[BRIEF]
Every entry that follows should be repeated exactly; drop the images.

--- Start of EXCERPTED DATA ---

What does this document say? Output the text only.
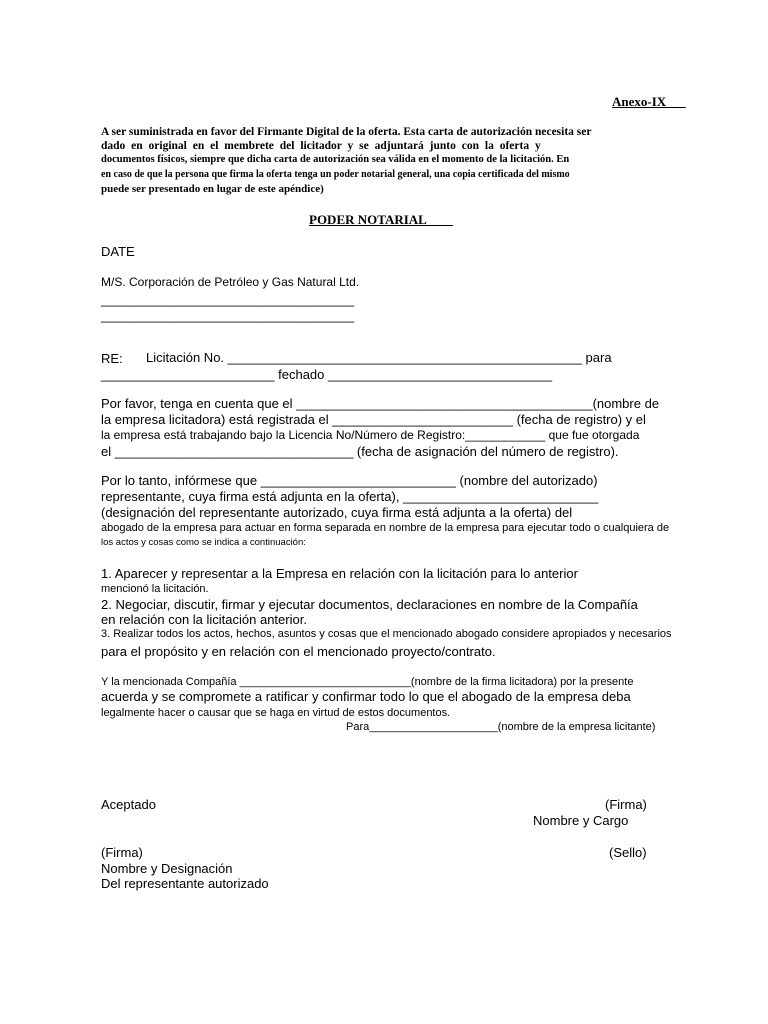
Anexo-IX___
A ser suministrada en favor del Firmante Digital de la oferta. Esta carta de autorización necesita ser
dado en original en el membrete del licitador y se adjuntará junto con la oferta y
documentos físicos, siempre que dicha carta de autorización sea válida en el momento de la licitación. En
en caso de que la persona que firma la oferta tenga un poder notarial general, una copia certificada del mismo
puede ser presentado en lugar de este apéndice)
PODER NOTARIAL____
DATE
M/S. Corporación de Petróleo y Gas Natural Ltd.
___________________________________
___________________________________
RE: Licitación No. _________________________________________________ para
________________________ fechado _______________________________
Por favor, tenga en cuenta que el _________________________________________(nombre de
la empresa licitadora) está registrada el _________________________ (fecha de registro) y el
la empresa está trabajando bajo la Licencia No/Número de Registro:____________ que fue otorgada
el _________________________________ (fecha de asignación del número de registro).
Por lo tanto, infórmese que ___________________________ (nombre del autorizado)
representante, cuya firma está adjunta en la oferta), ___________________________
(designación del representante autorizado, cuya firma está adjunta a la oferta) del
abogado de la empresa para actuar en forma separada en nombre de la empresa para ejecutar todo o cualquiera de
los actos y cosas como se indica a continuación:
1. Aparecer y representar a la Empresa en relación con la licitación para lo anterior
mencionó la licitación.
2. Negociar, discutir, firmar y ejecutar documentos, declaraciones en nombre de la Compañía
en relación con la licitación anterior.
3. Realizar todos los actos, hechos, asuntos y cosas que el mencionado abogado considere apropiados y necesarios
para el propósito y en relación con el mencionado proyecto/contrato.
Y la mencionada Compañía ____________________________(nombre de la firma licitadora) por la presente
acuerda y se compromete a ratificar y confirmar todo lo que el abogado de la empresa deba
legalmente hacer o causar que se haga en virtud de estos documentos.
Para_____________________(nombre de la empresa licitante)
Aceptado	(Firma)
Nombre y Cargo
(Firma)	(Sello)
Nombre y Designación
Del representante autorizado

--- End of EXCERPTED DATA ---

[RESULT OF THE EXERCISE]
What does this document say? Output the text only.
Anexo-IX___
A ser suministrada en favor del Firmante Digital de la oferta. Esta carta de autorización necesita ser
dado en original en el membrete del licitador y se adjuntará junto con la oferta y
documentos físicos, siempre que dicha carta de autorización sea válida en el momento de la licitación. En
en caso de que la persona que firma la oferta tenga un poder notarial general, una copia certificada del mismo
puede ser presentado en lugar de este apéndice)
PODER NOTARIAL____
DATE
M/S. Corporación de Petróleo y Gas Natural Ltd.
___________________________________
___________________________________
RE: Licitación No. _________________________________________________ para
________________________ fechado _______________________________
Por favor, tenga en cuenta que el _________________________________________(nombre de
la empresa licitadora) está registrada el _________________________ (fecha de registro) y el
la empresa está trabajando bajo la Licencia No/Número de Registro:____________ que fue otorgada
el _________________________________ (fecha de asignación del número de registro).
Por lo tanto, infórmese que ___________________________ (nombre del autorizado)
representante, cuya firma está adjunta en la oferta), ___________________________
(designación del representante autorizado, cuya firma está adjunta a la oferta) del
abogado de la empresa para actuar en forma separada en nombre de la empresa para ejecutar todo o cualquiera de
los actos y cosas como se indica a continuación:
1. Aparecer y representar a la Empresa en relación con la licitación para lo anterior
mencionó la licitación.
2. Negociar, discutir, firmar y ejecutar documentos, declaraciones en nombre de la Compañía
en relación con la licitación anterior.
3. Realizar todos los actos, hechos, asuntos y cosas que el mencionado abogado considere apropiados y necesarios
para el propósito y en relación con el mencionado proyecto/contrato.
Y la mencionada Compañía ____________________________(nombre de la firma licitadora) por la presente
acuerda y se compromete a ratificar y confirmar todo lo que el abogado de la empresa deba
legalmente hacer o causar que se haga en virtud de estos documentos.
Para_____________________(nombre de la empresa licitante)
Aceptado	(Firma)
Nombre y Cargo
(Firma)	(Sello)
Nombre y Designación
Del representante autorizado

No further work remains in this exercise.